◆ Task statement
From the line with "Transcribe the text in this document." to the final line of the records, reproduce every line exactly and only those lines.

[Recorded data]
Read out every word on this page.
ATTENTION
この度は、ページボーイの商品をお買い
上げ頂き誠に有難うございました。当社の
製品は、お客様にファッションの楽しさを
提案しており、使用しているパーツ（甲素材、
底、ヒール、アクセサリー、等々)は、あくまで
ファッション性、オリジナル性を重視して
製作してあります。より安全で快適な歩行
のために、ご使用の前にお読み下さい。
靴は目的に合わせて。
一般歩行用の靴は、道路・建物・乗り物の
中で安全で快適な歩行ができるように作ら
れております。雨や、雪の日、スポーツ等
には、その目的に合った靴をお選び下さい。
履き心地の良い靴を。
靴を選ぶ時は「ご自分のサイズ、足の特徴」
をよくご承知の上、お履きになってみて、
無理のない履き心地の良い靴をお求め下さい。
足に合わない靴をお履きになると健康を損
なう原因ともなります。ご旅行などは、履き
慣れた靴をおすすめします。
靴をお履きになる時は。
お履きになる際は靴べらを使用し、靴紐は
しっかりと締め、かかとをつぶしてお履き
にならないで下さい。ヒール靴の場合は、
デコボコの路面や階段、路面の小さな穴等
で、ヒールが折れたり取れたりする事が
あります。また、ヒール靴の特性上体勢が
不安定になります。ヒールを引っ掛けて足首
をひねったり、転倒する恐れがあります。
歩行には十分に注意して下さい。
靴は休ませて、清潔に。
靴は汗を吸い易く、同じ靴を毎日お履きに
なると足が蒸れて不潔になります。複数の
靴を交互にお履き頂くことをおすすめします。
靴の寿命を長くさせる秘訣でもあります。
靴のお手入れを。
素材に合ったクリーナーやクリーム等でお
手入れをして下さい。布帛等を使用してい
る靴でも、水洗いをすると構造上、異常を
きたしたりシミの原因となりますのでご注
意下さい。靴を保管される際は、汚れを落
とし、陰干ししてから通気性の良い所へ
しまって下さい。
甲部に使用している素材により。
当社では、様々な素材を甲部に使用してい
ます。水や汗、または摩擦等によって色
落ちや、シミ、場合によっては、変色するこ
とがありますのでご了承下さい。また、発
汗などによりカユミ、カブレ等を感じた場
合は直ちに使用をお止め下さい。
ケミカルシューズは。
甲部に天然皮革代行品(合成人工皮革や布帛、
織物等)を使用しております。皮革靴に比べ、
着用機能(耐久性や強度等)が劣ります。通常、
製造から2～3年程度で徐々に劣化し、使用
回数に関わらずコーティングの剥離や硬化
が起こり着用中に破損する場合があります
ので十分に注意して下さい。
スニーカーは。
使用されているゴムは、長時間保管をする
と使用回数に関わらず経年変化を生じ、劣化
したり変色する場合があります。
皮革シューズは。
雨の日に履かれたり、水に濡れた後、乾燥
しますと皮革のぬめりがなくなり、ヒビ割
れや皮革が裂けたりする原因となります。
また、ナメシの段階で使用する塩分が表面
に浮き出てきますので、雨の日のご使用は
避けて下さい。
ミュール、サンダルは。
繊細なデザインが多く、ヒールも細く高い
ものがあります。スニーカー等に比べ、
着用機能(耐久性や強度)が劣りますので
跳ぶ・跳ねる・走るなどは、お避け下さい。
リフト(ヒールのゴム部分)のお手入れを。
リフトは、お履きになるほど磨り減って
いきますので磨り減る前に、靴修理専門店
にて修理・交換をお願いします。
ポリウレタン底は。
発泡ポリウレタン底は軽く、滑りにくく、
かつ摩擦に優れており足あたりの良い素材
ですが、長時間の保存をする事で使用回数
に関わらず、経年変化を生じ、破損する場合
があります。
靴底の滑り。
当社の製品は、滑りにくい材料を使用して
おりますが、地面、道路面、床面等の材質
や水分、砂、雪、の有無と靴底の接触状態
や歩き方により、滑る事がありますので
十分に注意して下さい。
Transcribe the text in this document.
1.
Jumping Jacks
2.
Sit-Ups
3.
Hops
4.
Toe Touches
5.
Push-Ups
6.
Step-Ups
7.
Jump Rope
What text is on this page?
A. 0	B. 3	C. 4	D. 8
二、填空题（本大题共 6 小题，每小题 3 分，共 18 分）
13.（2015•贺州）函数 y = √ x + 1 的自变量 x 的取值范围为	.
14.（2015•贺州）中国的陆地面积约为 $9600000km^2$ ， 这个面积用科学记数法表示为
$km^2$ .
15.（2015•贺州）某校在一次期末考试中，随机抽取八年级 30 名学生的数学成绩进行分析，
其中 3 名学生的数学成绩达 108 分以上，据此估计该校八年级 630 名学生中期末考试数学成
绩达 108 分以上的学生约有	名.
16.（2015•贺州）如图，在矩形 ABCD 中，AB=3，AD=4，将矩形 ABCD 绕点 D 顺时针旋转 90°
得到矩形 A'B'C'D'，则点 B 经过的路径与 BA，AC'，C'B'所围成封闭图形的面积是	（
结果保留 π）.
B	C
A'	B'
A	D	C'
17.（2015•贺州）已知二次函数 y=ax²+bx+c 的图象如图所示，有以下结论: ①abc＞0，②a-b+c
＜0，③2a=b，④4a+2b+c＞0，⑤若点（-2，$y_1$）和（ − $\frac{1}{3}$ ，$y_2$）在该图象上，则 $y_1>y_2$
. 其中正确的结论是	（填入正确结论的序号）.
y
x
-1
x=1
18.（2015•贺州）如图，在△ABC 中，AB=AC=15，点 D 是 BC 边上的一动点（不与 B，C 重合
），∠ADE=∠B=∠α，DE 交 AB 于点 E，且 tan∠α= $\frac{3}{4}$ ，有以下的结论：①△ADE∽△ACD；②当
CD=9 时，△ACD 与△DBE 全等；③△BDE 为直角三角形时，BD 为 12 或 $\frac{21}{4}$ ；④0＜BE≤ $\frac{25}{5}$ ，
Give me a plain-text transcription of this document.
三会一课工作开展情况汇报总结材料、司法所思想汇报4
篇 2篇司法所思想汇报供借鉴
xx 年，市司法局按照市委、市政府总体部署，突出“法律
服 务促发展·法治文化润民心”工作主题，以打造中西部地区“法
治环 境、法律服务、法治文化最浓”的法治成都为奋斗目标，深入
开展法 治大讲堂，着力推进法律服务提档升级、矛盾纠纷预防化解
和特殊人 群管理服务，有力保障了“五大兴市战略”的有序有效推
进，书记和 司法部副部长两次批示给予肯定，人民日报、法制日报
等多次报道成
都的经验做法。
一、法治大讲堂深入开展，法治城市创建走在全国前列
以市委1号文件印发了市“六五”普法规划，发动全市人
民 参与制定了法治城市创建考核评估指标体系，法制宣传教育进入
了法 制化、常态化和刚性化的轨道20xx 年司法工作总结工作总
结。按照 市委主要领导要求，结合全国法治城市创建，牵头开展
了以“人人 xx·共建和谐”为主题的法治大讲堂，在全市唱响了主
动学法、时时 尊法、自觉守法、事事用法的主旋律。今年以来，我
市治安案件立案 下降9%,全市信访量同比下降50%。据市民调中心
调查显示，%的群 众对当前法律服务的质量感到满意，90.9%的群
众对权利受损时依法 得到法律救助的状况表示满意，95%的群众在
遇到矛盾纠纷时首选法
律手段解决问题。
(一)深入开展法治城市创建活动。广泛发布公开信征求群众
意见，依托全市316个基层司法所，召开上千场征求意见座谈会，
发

◆ Exercise response
Transcribe the text in this document.
1.
Jumping Jacks
2.
Sit-Ups
3.
Hops
4.
Toe Touches
5.
Push-Ups
6.
Step-Ups
7.
Jump Rope
What text is on this page?
A. 0	B. 3	C. 4	D. 8
二、填空题（本大题共 6 小题，每小题 3 分，共 18 分）
13.（2015•贺州）函数 y = √ x + 1 的自变量 x 的取值范围为	.
14.（2015•贺州）中国的陆地面积约为 $9600000km^2$ ， 这个面积用科学记数法表示为
$km^2$ .
15.（2015•贺州）某校在一次期末考试中，随机抽取八年级 30 名学生的数学成绩进行分析，
其中 3 名学生的数学成绩达 108 分以上，据此估计该校八年级 630 名学生中期末考试数学成
绩达 108 分以上的学生约有	名.
16.（2015•贺州）如图，在矩形 ABCD 中，AB=3，AD=4，将矩形 ABCD 绕点 D 顺时针旋转 90°
得到矩形 A'B'C'D'，则点 B 经过的路径与 BA，AC'，C'B'所围成封闭图形的面积是	（
结果保留 π）.
B	C
A'	B'
A	D	C'
17.（2015•贺州）已知二次函数 y=ax²+bx+c 的图象如图所示，有以下结论: ①abc＞0，②a-b+c
＜0，③2a=b，④4a+2b+c＞0，⑤若点（-2，$y_1$）和（ − $\frac{1}{3}$ ，$y_2$）在该图象上，则 $y_1>y_2$
. 其中正确的结论是	（填入正确结论的序号）.
y
x
-1
x=1
18.（2015•贺州）如图，在△ABC 中，AB=AC=15，点 D 是 BC 边上的一动点（不与 B，C 重合
），∠ADE=∠B=∠α，DE 交 AB 于点 E，且 tan∠α= $\frac{3}{4}$ ，有以下的结论：①△ADE∽△ACD；②当
CD=9 时，△ACD 与△DBE 全等；③△BDE 为直角三角形时，BD 为 12 或 $\frac{21}{4}$ ；④0＜BE≤ $\frac{25}{5}$ ，
Give me a plain-text transcription of this document.
三会一课工作开展情况汇报总结材料、司法所思想汇报4
篇 2篇司法所思想汇报供借鉴
xx 年，市司法局按照市委、市政府总体部署，突出“法律
服 务促发展·法治文化润民心”工作主题，以打造中西部地区“法
治环 境、法律服务、法治文化最浓”的法治成都为奋斗目标，深入
开展法 治大讲堂，着力推进法律服务提档升级、矛盾纠纷预防化解
和特殊人 群管理服务，有力保障了“五大兴市战略”的有序有效推
进，书记和 司法部副部长两次批示给予肯定，人民日报、法制日报
等多次报道成
都的经验做法。
一、法治大讲堂深入开展，法治城市创建走在全国前列
以市委1号文件印发了市“六五”普法规划，发动全市人
民 参与制定了法治城市创建考核评估指标体系，法制宣传教育进入
了法 制化、常态化和刚性化的轨道20xx 年司法工作总结工作总
结。按照 市委主要领导要求，结合全国法治城市创建，牵头开展
了以“人人 xx·共建和谐”为主题的法治大讲堂，在全市唱响了主
动学法、时时 尊法、自觉守法、事事用法的主旋律。今年以来，我
市治安案件立案 下降9%,全市信访量同比下降50%。据市民调中心
调查显示，%的群 众对当前法律服务的质量感到满意，90.9%的群
众对权利受损时依法 得到法律救助的状况表示满意，95%的群众在
遇到矛盾纠纷时首选法
律手段解决问题。
(一)深入开展法治城市创建活动。广泛发布公开信征求群众
意见，依托全市316个基层司法所，召开上千场征求意见座谈会，
发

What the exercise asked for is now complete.